Copy out the records below with "build-query-button" swapped for "run-query-button" everywhere it occurs. Leave everything else unchanged.

**** Material for this task ****

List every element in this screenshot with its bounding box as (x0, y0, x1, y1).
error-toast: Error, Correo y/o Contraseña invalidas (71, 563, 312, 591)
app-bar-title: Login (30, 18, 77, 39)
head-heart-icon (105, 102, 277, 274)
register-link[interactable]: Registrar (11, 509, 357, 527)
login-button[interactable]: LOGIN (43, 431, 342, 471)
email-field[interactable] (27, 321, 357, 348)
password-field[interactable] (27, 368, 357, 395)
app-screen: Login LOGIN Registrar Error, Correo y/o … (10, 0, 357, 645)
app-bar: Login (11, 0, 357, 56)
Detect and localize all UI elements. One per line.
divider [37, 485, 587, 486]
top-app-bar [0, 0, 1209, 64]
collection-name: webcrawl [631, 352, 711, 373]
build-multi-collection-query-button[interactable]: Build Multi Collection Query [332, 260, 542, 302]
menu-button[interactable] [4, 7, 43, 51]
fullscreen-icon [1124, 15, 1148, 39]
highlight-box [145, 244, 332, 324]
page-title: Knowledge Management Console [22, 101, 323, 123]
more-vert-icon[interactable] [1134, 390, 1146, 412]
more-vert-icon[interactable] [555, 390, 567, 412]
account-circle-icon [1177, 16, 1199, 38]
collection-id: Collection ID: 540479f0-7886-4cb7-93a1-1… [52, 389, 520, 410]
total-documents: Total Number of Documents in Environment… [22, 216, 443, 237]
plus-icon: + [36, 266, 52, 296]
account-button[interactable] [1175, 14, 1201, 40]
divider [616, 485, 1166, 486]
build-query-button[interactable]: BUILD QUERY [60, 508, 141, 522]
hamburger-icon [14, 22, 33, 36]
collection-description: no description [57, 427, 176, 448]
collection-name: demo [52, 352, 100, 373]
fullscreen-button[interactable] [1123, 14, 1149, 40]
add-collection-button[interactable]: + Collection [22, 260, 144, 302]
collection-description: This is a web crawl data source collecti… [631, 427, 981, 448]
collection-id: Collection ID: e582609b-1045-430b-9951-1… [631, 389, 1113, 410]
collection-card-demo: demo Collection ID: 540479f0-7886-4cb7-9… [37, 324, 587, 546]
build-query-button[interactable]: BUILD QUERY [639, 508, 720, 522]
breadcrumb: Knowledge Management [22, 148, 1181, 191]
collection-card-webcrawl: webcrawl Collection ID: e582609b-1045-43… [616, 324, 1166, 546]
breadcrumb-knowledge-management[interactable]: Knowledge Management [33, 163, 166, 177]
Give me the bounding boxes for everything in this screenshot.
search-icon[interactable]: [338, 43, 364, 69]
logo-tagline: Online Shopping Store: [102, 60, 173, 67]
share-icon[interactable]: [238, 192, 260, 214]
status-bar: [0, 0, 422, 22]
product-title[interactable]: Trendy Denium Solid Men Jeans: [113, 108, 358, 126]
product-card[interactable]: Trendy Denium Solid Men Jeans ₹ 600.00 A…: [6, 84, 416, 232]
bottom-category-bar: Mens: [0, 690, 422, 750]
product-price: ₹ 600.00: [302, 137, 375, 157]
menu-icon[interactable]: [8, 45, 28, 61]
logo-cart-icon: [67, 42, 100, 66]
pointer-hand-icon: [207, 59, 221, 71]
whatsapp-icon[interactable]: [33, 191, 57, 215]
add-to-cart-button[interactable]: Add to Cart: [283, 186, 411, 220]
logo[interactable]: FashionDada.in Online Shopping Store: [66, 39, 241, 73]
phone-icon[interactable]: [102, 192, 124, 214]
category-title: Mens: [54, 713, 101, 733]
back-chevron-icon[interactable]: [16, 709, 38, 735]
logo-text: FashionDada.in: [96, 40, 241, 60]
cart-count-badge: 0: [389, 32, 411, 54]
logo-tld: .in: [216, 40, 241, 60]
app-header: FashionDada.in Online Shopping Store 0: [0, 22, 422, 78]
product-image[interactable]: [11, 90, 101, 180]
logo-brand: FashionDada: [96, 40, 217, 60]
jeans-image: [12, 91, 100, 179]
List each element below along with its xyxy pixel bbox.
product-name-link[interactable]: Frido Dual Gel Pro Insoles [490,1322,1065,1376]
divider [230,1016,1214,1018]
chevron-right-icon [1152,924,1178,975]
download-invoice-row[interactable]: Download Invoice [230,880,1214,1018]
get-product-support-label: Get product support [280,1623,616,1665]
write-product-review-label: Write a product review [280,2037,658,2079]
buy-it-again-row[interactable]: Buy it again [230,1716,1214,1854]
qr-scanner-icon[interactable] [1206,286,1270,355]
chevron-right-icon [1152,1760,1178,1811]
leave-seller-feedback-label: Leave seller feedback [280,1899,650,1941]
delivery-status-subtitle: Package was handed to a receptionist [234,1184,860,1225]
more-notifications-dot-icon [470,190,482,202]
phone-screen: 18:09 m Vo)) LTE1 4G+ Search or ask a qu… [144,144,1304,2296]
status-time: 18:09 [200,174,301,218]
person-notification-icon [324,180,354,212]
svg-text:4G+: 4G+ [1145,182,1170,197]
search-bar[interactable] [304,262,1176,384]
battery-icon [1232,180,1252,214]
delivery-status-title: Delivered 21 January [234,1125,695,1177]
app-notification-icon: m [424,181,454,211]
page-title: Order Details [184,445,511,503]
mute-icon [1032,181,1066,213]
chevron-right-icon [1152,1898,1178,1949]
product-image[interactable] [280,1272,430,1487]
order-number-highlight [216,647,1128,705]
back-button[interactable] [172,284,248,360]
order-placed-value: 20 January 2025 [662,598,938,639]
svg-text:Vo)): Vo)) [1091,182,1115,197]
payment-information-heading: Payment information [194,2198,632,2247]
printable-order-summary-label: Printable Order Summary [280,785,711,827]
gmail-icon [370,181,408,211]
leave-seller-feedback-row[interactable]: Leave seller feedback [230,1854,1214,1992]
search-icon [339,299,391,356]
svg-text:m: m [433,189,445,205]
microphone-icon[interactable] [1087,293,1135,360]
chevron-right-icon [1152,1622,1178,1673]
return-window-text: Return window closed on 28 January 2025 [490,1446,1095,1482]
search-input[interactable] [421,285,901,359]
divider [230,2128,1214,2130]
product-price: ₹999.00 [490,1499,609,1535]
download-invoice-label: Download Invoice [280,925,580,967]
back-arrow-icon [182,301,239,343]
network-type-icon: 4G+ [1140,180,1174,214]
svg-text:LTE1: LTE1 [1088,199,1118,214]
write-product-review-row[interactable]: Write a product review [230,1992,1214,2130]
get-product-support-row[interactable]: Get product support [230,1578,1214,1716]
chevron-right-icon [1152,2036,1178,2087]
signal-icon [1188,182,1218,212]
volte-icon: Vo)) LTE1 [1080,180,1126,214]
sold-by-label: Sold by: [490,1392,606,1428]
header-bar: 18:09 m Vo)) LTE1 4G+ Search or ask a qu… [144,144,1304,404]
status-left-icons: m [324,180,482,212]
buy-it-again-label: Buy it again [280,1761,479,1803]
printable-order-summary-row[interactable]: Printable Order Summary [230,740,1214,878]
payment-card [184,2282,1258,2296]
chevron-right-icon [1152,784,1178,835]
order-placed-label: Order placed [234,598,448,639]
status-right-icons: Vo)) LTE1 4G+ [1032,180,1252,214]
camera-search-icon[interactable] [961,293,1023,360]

****

Solution
List every element in this screenshot with its bounding box as (x0, y0, x1, y1).
error-toast: Error, Correo y/o Contraseña invalidas (71, 563, 312, 591)
app-bar-title: Login (30, 18, 77, 39)
head-heart-icon (105, 102, 277, 274)
register-link[interactable]: Registrar (11, 509, 357, 527)
login-button[interactable]: LOGIN (43, 431, 342, 471)
email-field[interactable] (27, 321, 357, 348)
password-field[interactable] (27, 368, 357, 395)
app-screen: Login LOGIN Registrar Error, Correo y/o … (10, 0, 357, 645)
app-bar: Login (11, 0, 357, 56)
Detect and localize all UI elements. One per line.
divider [37, 485, 587, 486]
top-app-bar [0, 0, 1209, 64]
collection-name: webcrawl [631, 352, 711, 373]
build-multi-collection-query-button[interactable]: Build Multi Collection Query [332, 260, 542, 302]
menu-button[interactable] [4, 7, 43, 51]
fullscreen-icon [1124, 15, 1148, 39]
highlight-box [145, 244, 332, 324]
page-title: Knowledge Management Console [22, 101, 323, 123]
more-vert-icon[interactable] [1134, 390, 1146, 412]
more-vert-icon[interactable] [555, 390, 567, 412]
account-circle-icon [1177, 16, 1199, 38]
collection-id: Collection ID: 540479f0-7886-4cb7-93a1-1… [52, 389, 520, 410]
total-documents: Total Number of Documents in Environment… [22, 216, 443, 237]
plus-icon: + [36, 266, 52, 296]
account-button[interactable] [1175, 14, 1201, 40]
divider [616, 485, 1166, 486]
run-query-button[interactable]: BUILD QUERY [60, 508, 141, 522]
hamburger-icon [14, 22, 33, 36]
collection-description: no description [57, 427, 176, 448]
collection-name: demo [52, 352, 100, 373]
fullscreen-button[interactable] [1123, 14, 1149, 40]
add-collection-button[interactable]: + Collection [22, 260, 144, 302]
collection-description: This is a web crawl data source collecti… [631, 427, 981, 448]
collection-id: Collection ID: e582609b-1045-430b-9951-1… [631, 389, 1113, 410]
collection-card-demo: demo Collection ID: 540479f0-7886-4cb7-9… [37, 324, 587, 546]
run-query-button[interactable]: BUILD QUERY [639, 508, 720, 522]
breadcrumb: Knowledge Management [22, 148, 1181, 191]
collection-card-webcrawl: webcrawl Collection ID: e582609b-1045-43… [616, 324, 1166, 546]
breadcrumb-knowledge-management[interactable]: Knowledge Management [33, 163, 166, 177]
Give me the bounding boxes for everything in this screenshot.
search-icon[interactable]: [338, 43, 364, 69]
logo-tagline: Online Shopping Store: [102, 60, 173, 67]
share-icon[interactable]: [238, 192, 260, 214]
status-bar: [0, 0, 422, 22]
product-title[interactable]: Trendy Denium Solid Men Jeans: [113, 108, 358, 126]
product-card[interactable]: Trendy Denium Solid Men Jeans ₹ 600.00 A…: [6, 84, 416, 232]
bottom-category-bar: Mens: [0, 690, 422, 750]
product-price: ₹ 600.00: [302, 137, 375, 157]
menu-icon[interactable]: [8, 45, 28, 61]
logo-cart-icon: [67, 42, 100, 66]
pointer-hand-icon: [207, 59, 221, 71]
whatsapp-icon[interactable]: [33, 191, 57, 215]
add-to-cart-button[interactable]: Add to Cart: [283, 186, 411, 220]
logo[interactable]: FashionDada.in Online Shopping Store: [66, 39, 241, 73]
phone-icon[interactable]: [102, 192, 124, 214]
category-title: Mens: [54, 713, 101, 733]
back-chevron-icon[interactable]: [16, 709, 38, 735]
logo-text: FashionDada.in: [96, 40, 241, 60]
cart-count-badge: 0: [389, 32, 411, 54]
logo-tld: .in: [216, 40, 241, 60]
app-header: FashionDada.in Online Shopping Store 0: [0, 22, 422, 78]
product-image[interactable]: [11, 90, 101, 180]
logo-brand: FashionDada: [96, 40, 217, 60]
jeans-image: [12, 91, 100, 179]
List each element below along with its xyxy pixel bbox.
product-name-link[interactable]: Frido Dual Gel Pro Insoles [490,1322,1065,1376]
divider [230,1016,1214,1018]
chevron-right-icon [1152,924,1178,975]
download-invoice-row[interactable]: Download Invoice [230,880,1214,1018]
get-product-support-label: Get product support [280,1623,616,1665]
write-product-review-label: Write a product review [280,2037,658,2079]
buy-it-again-row[interactable]: Buy it again [230,1716,1214,1854]
qr-scanner-icon[interactable] [1206,286,1270,355]
chevron-right-icon [1152,1760,1178,1811]
leave-seller-feedback-label: Leave seller feedback [280,1899,650,1941]
delivery-status-subtitle: Package was handed to a receptionist [234,1184,860,1225]
more-notifications-dot-icon [470,190,482,202]
phone-screen: 18:09 m Vo)) LTE1 4G+ Search or ask a qu… [144,144,1304,2296]
status-time: 18:09 [200,174,301,218]
person-notification-icon [324,180,354,212]
svg-text:4G+: 4G+ [1145,182,1170,197]
search-bar[interactable] [304,262,1176,384]
battery-icon [1232,180,1252,214]
delivery-status-title: Delivered 21 January [234,1125,695,1177]
app-notification-icon: m [424,181,454,211]
page-title: Order Details [184,445,511,503]
mute-icon [1032,181,1066,213]
chevron-right-icon [1152,1898,1178,1949]
product-image[interactable] [280,1272,430,1487]
order-number-highlight [216,647,1128,705]
back-button[interactable] [172,284,248,360]
order-placed-value: 20 January 2025 [662,598,938,639]
svg-text:Vo)): Vo)) [1091,182,1115,197]
payment-information-heading: Payment information [194,2198,632,2247]
printable-order-summary-label: Printable Order Summary [280,785,711,827]
gmail-icon [370,181,408,211]
leave-seller-feedback-row[interactable]: Leave seller feedback [230,1854,1214,1992]
search-icon [339,299,391,356]
svg-text:m: m [433,189,445,205]
microphone-icon[interactable] [1087,293,1135,360]
chevron-right-icon [1152,1622,1178,1673]
return-window-text: Return window closed on 28 January 2025 [490,1446,1095,1482]
search-input[interactable] [421,285,901,359]
divider [230,2128,1214,2130]
product-price: ₹999.00 [490,1499,609,1535]
download-invoice-label: Download Invoice [280,925,580,967]
back-arrow-icon [182,301,239,343]
network-type-icon: 4G+ [1140,180,1174,214]
svg-text:LTE1: LTE1 [1088,199,1118,214]
write-product-review-row[interactable]: Write a product review [230,1992,1214,2130]
get-product-support-row[interactable]: Get product support [230,1578,1214,1716]
chevron-right-icon [1152,2036,1178,2087]
signal-icon [1188,182,1218,212]
volte-icon: Vo)) LTE1 [1080,180,1126,214]
sold-by-label: Sold by: [490,1392,606,1428]
header-bar: 18:09 m Vo)) LTE1 4G+ Search or ask a qu… [144,144,1304,404]
status-left-icons: m [324,180,482,212]
buy-it-again-label: Buy it again [280,1761,479,1803]
printable-order-summary-row[interactable]: Printable Order Summary [230,740,1214,878]
payment-card [184,2282,1258,2296]
chevron-right-icon [1152,784,1178,835]
order-placed-label: Order placed [234,598,448,639]
status-right-icons: Vo)) LTE1 4G+ [1032,180,1252,214]
camera-search-icon[interactable] [961,293,1023,360]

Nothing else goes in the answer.